| CHALLENGE |
Repeat each line exactly, leaving nothing out.

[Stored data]
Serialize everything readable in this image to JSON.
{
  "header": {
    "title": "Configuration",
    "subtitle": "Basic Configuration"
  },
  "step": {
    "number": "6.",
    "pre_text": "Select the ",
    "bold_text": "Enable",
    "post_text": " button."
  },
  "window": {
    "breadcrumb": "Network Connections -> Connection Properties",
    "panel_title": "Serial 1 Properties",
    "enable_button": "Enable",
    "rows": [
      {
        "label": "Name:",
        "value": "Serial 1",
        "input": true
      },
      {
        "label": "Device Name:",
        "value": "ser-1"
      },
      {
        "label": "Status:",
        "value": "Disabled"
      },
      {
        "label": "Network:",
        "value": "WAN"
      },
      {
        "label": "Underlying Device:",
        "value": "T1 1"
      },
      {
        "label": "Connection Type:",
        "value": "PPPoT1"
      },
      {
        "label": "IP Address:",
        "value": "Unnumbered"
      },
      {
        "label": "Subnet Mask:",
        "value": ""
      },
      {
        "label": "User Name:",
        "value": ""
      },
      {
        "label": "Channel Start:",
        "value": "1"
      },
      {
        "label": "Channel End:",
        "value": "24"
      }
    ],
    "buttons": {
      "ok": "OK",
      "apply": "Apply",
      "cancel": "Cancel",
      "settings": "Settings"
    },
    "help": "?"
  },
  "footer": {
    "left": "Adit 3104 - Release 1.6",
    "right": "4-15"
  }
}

| EXERCISE RESULT |
Serialize everything readable in this image to JSON.
{
  "header": {
    "title": "Configuration",
    "subtitle": "Basic Configuration"
  },
  "step": {
    "number": "6.",
    "pre_text": "Select the ",
    "bold_text": "Enable",
    "post_text": " button."
  },
  "window": {
    "breadcrumb": "Network Connections -> Connection Properties",
    "panel_title": "Serial 1 Properties",
    "enable_button": "Enable",
    "rows": [
      {
        "label": "Name:",
        "value": "Serial 1",
        "input": true
      },
      {
        "label": "Device Name:",
        "value": "ser-1"
      },
      {
        "label": "Status:",
        "value": "Disabled"
      },
      {
        "label": "Network:",
        "value": "WAN"
      },
      {
        "label": "Underlying Device:",
        "value": "T1 1"
      },
      {
        "label": "Connection Type:",
        "value": "PPPoT1"
      },
      {
        "label": "IP Address:",
        "value": "Unnumbered"
      },
      {
        "label": "Subnet Mask:",
        "value": ""
      },
      {
        "label": "User Name:",
        "value": ""
      },
      {
        "label": "Channel Start:",
        "value": "1"
      },
      {
        "label": "Channel End:",
        "value": "24"
      }
    ],
    "buttons": {
      "ok": "OK",
      "apply": "Apply",
      "cancel": "Cancel",
      "settings": "Settings"
    },
    "help": "?"
  },
  "footer": {
    "left": "Adit 3104 - Release 1.6",
    "right": "4-15"
  }
}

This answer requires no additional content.